Exercise task
Reproduce the data verbatim from its first line through the line containing "bar-cnp-fi — [421, 148, 447, 395]", including both of those lines.

begin Records for this exercise

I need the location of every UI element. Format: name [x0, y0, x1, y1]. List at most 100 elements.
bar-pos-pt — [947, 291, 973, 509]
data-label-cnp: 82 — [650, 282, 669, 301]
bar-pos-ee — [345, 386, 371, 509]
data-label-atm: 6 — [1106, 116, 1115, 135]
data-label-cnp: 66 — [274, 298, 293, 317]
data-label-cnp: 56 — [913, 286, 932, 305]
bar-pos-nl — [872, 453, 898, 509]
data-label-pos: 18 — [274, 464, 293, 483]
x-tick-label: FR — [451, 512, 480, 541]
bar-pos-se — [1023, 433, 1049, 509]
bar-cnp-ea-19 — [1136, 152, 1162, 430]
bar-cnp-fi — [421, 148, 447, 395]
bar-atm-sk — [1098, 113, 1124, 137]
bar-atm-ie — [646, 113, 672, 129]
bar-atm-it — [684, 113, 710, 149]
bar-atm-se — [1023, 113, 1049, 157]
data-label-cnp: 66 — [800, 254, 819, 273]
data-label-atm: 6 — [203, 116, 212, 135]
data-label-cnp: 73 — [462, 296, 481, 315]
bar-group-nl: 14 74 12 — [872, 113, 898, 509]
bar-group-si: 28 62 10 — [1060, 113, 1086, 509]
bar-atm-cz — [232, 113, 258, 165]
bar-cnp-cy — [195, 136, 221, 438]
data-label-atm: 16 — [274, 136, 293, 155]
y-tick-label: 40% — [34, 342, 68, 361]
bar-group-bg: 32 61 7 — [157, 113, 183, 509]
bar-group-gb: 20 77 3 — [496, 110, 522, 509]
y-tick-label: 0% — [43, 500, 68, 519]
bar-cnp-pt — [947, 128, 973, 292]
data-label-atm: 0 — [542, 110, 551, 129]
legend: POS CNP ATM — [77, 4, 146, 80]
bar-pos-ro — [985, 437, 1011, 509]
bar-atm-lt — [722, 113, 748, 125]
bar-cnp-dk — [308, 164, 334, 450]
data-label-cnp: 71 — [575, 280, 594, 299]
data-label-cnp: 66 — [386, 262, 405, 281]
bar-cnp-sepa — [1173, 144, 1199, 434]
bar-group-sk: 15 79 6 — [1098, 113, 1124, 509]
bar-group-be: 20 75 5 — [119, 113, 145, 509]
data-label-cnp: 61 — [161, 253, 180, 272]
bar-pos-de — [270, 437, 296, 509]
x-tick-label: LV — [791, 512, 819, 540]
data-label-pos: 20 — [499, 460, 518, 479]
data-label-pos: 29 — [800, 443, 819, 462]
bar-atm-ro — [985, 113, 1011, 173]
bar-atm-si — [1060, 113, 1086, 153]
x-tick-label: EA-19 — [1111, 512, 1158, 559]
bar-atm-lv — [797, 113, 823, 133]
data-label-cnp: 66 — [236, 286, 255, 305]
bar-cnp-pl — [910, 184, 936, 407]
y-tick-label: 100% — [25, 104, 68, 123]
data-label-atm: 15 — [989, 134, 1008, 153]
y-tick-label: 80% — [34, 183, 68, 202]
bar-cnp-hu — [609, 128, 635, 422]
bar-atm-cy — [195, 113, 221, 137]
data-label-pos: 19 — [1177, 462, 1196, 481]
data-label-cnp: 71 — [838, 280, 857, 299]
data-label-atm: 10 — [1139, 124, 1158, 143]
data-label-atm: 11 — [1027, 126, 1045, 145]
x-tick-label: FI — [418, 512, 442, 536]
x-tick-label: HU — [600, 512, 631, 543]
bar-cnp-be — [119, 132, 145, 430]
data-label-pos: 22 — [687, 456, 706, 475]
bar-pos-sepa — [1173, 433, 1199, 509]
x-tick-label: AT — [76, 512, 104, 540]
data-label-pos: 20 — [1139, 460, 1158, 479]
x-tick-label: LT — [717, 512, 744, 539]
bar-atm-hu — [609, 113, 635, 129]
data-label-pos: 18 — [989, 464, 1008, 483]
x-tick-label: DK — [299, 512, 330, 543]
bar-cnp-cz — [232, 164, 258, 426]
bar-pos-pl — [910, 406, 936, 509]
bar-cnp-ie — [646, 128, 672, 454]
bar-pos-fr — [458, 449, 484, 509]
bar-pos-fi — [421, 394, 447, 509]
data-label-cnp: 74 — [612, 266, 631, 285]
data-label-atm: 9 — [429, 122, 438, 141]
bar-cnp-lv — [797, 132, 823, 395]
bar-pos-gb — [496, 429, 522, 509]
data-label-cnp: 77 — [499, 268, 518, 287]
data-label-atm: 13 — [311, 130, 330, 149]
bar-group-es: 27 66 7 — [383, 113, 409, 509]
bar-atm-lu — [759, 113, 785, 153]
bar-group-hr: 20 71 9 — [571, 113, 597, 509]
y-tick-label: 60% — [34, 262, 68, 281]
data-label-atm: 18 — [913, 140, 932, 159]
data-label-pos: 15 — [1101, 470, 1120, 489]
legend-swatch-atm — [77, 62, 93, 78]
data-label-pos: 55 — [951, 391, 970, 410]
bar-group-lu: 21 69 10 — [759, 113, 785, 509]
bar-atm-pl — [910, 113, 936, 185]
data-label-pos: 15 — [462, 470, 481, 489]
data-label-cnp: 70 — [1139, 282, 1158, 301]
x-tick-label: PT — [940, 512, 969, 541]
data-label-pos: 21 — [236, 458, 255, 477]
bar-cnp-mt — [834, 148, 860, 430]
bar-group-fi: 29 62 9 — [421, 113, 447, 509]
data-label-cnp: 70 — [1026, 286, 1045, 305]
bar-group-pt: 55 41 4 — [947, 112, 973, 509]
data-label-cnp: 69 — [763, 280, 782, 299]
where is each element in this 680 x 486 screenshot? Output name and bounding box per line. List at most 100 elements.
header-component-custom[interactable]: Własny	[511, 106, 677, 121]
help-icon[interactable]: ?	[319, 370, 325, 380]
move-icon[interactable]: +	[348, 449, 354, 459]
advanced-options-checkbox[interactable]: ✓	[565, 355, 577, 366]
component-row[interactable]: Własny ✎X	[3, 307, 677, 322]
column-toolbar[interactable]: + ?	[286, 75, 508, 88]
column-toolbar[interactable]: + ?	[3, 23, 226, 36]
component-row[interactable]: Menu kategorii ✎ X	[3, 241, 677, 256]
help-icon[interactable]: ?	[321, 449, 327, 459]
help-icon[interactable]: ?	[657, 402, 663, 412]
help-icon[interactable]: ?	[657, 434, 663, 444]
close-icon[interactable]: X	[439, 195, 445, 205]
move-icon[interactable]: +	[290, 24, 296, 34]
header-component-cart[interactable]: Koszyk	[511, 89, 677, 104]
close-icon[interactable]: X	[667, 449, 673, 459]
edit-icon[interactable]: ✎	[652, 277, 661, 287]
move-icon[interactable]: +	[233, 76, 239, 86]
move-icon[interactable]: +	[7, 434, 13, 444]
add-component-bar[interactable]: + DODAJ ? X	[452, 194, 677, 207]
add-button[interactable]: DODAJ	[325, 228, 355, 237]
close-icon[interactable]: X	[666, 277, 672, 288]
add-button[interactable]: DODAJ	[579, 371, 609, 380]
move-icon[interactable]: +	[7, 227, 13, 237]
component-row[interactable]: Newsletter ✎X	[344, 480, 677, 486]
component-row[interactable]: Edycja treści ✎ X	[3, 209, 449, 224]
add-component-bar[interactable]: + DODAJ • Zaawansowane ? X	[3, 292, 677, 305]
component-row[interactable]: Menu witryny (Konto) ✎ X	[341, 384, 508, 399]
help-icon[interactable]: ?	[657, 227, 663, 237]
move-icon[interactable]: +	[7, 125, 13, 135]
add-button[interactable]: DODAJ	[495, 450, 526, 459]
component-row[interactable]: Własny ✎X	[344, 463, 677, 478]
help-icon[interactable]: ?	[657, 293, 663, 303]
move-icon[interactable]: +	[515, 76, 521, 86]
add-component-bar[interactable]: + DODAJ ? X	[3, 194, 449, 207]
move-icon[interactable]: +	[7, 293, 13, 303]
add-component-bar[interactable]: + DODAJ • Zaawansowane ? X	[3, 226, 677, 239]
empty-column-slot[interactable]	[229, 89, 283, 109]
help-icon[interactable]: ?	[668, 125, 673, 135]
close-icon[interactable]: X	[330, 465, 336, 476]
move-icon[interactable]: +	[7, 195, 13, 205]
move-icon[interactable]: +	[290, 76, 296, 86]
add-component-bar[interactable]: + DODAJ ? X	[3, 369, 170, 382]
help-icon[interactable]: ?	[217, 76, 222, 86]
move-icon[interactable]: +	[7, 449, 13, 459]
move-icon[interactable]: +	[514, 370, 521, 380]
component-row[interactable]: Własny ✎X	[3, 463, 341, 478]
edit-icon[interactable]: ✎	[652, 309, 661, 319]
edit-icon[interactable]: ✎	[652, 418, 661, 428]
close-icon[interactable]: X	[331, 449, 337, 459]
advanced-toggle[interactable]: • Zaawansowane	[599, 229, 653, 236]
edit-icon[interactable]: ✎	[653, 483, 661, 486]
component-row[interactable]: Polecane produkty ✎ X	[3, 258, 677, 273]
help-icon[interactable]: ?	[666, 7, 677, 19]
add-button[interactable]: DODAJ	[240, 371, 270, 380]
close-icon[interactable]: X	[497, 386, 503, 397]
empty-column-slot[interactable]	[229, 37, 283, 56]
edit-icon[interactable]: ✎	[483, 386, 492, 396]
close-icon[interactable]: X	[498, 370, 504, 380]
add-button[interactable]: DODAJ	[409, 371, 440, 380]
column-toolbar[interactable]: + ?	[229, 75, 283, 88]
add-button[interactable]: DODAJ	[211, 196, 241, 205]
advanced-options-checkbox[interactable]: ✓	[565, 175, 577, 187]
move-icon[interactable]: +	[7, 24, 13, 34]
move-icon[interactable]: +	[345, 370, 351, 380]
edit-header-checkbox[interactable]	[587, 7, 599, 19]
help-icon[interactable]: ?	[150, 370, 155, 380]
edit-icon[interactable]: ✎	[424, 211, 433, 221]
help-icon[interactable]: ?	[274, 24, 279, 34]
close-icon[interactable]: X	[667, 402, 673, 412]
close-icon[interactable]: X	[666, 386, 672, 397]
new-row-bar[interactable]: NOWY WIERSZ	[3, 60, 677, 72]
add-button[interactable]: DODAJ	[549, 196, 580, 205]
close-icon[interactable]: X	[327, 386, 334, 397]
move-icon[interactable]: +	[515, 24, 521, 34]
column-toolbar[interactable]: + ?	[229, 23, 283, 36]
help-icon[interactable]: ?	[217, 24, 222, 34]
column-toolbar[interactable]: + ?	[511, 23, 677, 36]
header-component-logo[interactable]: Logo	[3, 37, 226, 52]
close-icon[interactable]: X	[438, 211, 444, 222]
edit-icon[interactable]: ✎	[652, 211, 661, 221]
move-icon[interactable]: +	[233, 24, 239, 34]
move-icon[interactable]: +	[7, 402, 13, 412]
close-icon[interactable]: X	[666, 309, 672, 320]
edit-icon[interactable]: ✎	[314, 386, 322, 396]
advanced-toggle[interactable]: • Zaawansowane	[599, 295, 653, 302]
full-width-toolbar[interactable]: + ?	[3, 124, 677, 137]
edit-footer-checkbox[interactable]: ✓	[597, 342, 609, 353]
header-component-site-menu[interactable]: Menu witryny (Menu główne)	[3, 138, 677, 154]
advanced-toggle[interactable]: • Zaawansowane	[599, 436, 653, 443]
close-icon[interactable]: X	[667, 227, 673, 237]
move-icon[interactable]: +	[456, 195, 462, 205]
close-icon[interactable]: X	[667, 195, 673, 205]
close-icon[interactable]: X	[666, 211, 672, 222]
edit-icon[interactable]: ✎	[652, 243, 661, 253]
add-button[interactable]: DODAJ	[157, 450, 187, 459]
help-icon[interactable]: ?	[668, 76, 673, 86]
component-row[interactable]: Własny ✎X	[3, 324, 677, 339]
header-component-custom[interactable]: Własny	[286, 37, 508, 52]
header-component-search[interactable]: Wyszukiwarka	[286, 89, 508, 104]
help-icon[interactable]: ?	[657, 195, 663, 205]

end Records for this exercise

Final result
I need the location of every UI element. Format: name [x0, y0, x1, y1]. List at most 100 elements.
bar-pos-pt — [947, 291, 973, 509]
data-label-cnp: 82 — [650, 282, 669, 301]
bar-pos-ee — [345, 386, 371, 509]
data-label-atm: 6 — [1106, 116, 1115, 135]
data-label-cnp: 66 — [274, 298, 293, 317]
data-label-cnp: 56 — [913, 286, 932, 305]
bar-pos-nl — [872, 453, 898, 509]
data-label-pos: 18 — [274, 464, 293, 483]
x-tick-label: FR — [451, 512, 480, 541]
bar-pos-se — [1023, 433, 1049, 509]
bar-cnp-ea-19 — [1136, 152, 1162, 430]
bar-cnp-fi — [421, 148, 447, 395]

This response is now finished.